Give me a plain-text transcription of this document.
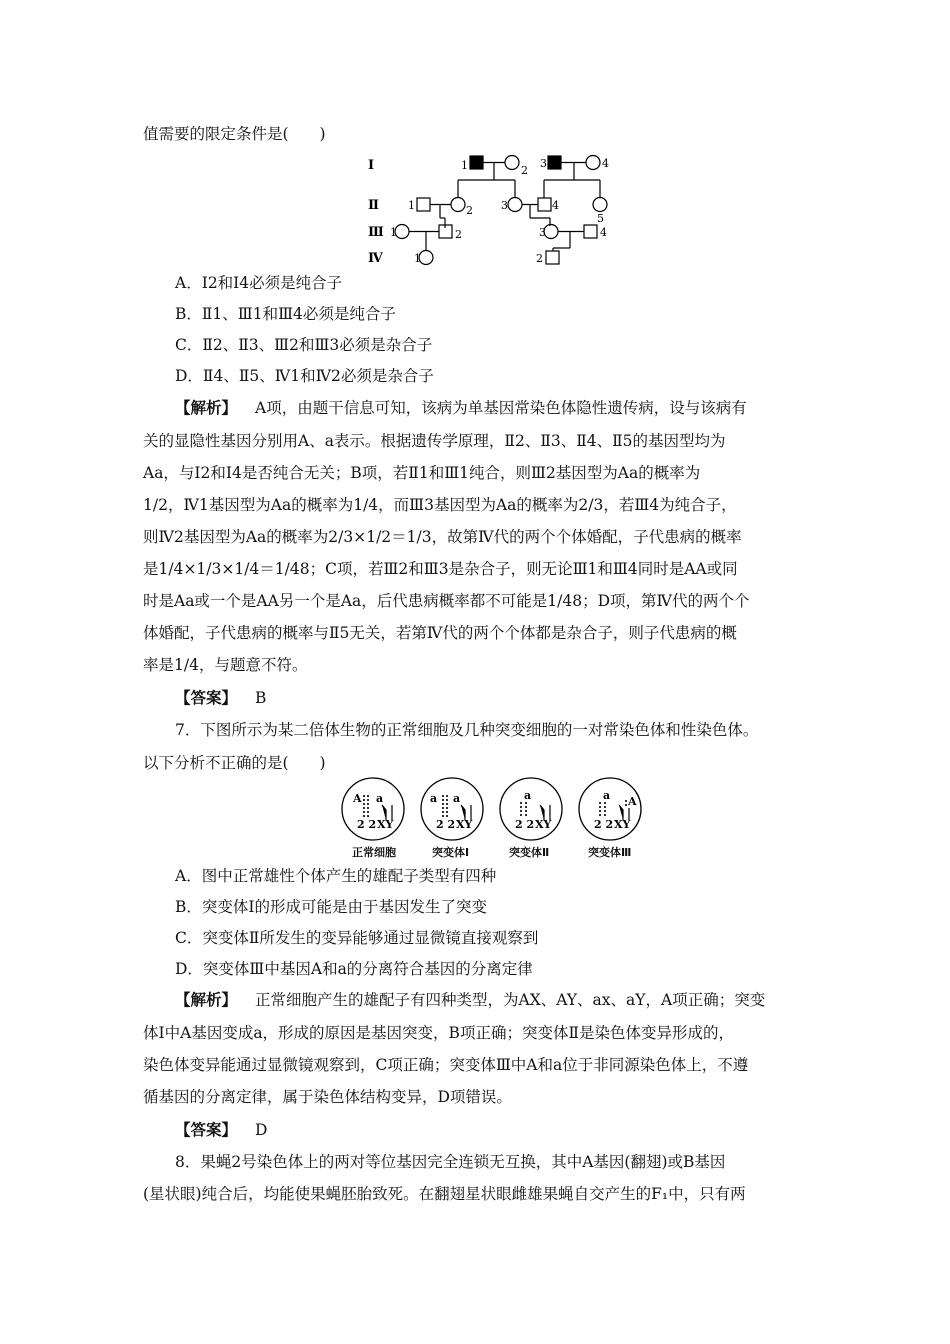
值需要的限定条件是(　　)
Ⅰ
Ⅱ
Ⅲ
Ⅳ
1	2
3	4
1	2	3	4
5
1	2	3	4
1	2
A．Ⅰ2和Ⅰ4必须是纯合子
B．Ⅱ1、Ⅲ1和Ⅲ4必须是纯合子
C．Ⅱ2、Ⅱ3、Ⅲ2和Ⅲ3必须是杂合子
D．Ⅱ4、Ⅱ5、Ⅳ1和Ⅳ2必须是杂合子
【解析】 A项，由题干信息可知，该病为单基因常染色体隐性遗传病，设与该病有
关的显隐性基因分别用A、a表示。根据遗传学原理，Ⅱ2、Ⅱ3、Ⅱ4、Ⅱ5的基因型均为
Aa，与Ⅰ2和Ⅰ4是否纯合无关；B项，若Ⅱ1和Ⅲ1纯合，则Ⅲ2基因型为Aa的概率为
1/2，Ⅳ1基因型为Aa的概率为1/4，而Ⅲ3基因型为Aa的概率为2/3，若Ⅲ4为纯合子，
则Ⅳ2基因型为Aa的概率为2/3×1/2＝1/3，故第Ⅳ代的两个个体婚配，子代患病的概率
是1/4×1/3×1/4＝1/48；C项，若Ⅲ2和Ⅲ3是杂合子，则无论Ⅲ1和Ⅲ4同时是AA或同
时是Aa或一个是AA另一个是Aa，后代患病概率都不可能是1/48；D项，第Ⅳ代的两个个
体婚配，子代患病的概率与Ⅱ5无关，若第Ⅳ代的两个个体都是杂合子，则子代患病的概
率是1/4，与题意不符。
【答案】 B
7．下图所示为某二倍体生物的正常细胞及几种突变细胞的一对常染色体和性染色体。
以下分析不正确的是(　　)
A a
2 2 XY
a a
2 2 XY
a
2 2 XY
a A
2 2 XY
正常细胞	突变体Ⅰ	突变体Ⅱ	突变体Ⅲ
A．图中正常雄性个体产生的雄配子类型有四种
B．突变体Ⅰ的形成可能是由于基因发生了突变
C．突变体Ⅱ所发生的变异能够通过显微镜直接观察到
D．突变体Ⅲ中基因A和a的分离符合基因的分离定律
【解析】 正常细胞产生的雄配子有四种类型，为AX、AY、ax、aY，A项正确；突变
体Ⅰ中A基因变成a，形成的原因是基因突变，B项正确；突变体Ⅱ是染色体变异形成的，
染色体变异能通过显微镜观察到，C项正确；突变体Ⅲ中A和a位于非同源染色体上，不遵
循基因的分离定律，属于染色体结构变异，D项错误。
【答案】 D
8．果蝇2号染色体上的两对等位基因完全连锁无互换，其中A基因(翻翅)或B基因
(星状眼)纯合后，均能使果蝇胚胎致死。在翻翅星状眼雌雄果蝇自交产生的F₁中，只有两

*TO BE DONE*: Take the listing and print it again exactly, but without any pictures.

*ANSWER*:
Give me a plain-text transcription of this document.
值需要的限定条件是(　　)
Ⅰ
Ⅱ
Ⅲ
Ⅳ
1	2
3	4
1	2	3	4
5
1	2	3	4
1	2
A．Ⅰ2和Ⅰ4必须是纯合子
B．Ⅱ1、Ⅲ1和Ⅲ4必须是纯合子
C．Ⅱ2、Ⅱ3、Ⅲ2和Ⅲ3必须是杂合子
D．Ⅱ4、Ⅱ5、Ⅳ1和Ⅳ2必须是杂合子
【解析】 A项，由题干信息可知，该病为单基因常染色体隐性遗传病，设与该病有
关的显隐性基因分别用A、a表示。根据遗传学原理，Ⅱ2、Ⅱ3、Ⅱ4、Ⅱ5的基因型均为
Aa，与Ⅰ2和Ⅰ4是否纯合无关；B项，若Ⅱ1和Ⅲ1纯合，则Ⅲ2基因型为Aa的概率为
1/2，Ⅳ1基因型为Aa的概率为1/4，而Ⅲ3基因型为Aa的概率为2/3，若Ⅲ4为纯合子，
则Ⅳ2基因型为Aa的概率为2/3×1/2＝1/3，故第Ⅳ代的两个个体婚配，子代患病的概率
是1/4×1/3×1/4＝1/48；C项，若Ⅲ2和Ⅲ3是杂合子，则无论Ⅲ1和Ⅲ4同时是AA或同
时是Aa或一个是AA另一个是Aa，后代患病概率都不可能是1/48；D项，第Ⅳ代的两个个
体婚配，子代患病的概率与Ⅱ5无关，若第Ⅳ代的两个个体都是杂合子，则子代患病的概
率是1/4，与题意不符。
【答案】 B
7．下图所示为某二倍体生物的正常细胞及几种突变细胞的一对常染色体和性染色体。
以下分析不正确的是(　　)
A a
2 2 XY
a a
2 2 XY
a
2 2 XY
a A
2 2 XY
正常细胞	突变体Ⅰ	突变体Ⅱ	突变体Ⅲ
A．图中正常雄性个体产生的雄配子类型有四种
B．突变体Ⅰ的形成可能是由于基因发生了突变
C．突变体Ⅱ所发生的变异能够通过显微镜直接观察到
D．突变体Ⅲ中基因A和a的分离符合基因的分离定律
【解析】 正常细胞产生的雄配子有四种类型，为AX、AY、ax、aY，A项正确；突变
体Ⅰ中A基因变成a，形成的原因是基因突变，B项正确；突变体Ⅱ是染色体变异形成的，
染色体变异能通过显微镜观察到，C项正确；突变体Ⅲ中A和a位于非同源染色体上，不遵
循基因的分离定律，属于染色体结构变异，D项错误。
【答案】 D
8．果蝇2号染色体上的两对等位基因完全连锁无互换，其中A基因(翻翅)或B基因
(星状眼)纯合后，均能使果蝇胚胎致死。在翻翅星状眼雌雄果蝇自交产生的F₁中，只有两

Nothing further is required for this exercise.